▸ **Set exercise**
Spot every line with the word "JSON" and return it.

═══

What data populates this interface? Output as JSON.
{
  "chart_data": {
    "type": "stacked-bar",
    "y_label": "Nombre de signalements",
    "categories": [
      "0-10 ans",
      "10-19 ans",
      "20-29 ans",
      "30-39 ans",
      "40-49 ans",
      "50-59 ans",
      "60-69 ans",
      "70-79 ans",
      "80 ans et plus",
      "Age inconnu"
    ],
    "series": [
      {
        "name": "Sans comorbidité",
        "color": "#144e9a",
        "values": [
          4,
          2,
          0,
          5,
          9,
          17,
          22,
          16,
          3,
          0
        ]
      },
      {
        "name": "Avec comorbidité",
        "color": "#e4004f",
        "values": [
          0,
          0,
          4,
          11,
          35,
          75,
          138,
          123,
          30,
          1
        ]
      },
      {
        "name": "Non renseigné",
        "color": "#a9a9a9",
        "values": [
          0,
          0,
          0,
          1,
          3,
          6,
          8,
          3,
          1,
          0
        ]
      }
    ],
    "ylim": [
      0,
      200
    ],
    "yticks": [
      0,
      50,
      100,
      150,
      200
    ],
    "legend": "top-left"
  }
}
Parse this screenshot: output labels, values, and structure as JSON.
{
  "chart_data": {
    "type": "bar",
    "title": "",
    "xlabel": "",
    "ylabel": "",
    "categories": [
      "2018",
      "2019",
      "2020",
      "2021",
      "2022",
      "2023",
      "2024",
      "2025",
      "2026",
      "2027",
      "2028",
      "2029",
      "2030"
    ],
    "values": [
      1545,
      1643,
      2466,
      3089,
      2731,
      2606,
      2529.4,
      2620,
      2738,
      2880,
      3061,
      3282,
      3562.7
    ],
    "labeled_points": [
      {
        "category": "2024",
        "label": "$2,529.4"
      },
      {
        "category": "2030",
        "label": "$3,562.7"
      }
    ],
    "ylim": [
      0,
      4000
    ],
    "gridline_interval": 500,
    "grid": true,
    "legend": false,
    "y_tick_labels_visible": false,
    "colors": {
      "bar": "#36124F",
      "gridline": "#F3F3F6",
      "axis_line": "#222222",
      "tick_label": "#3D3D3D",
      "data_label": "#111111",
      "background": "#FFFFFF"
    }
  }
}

═══

▸ **Exercise solution**
What data populates this interface? Output as JSON.
Parse this screenshot: output labels, values, and structure as JSON.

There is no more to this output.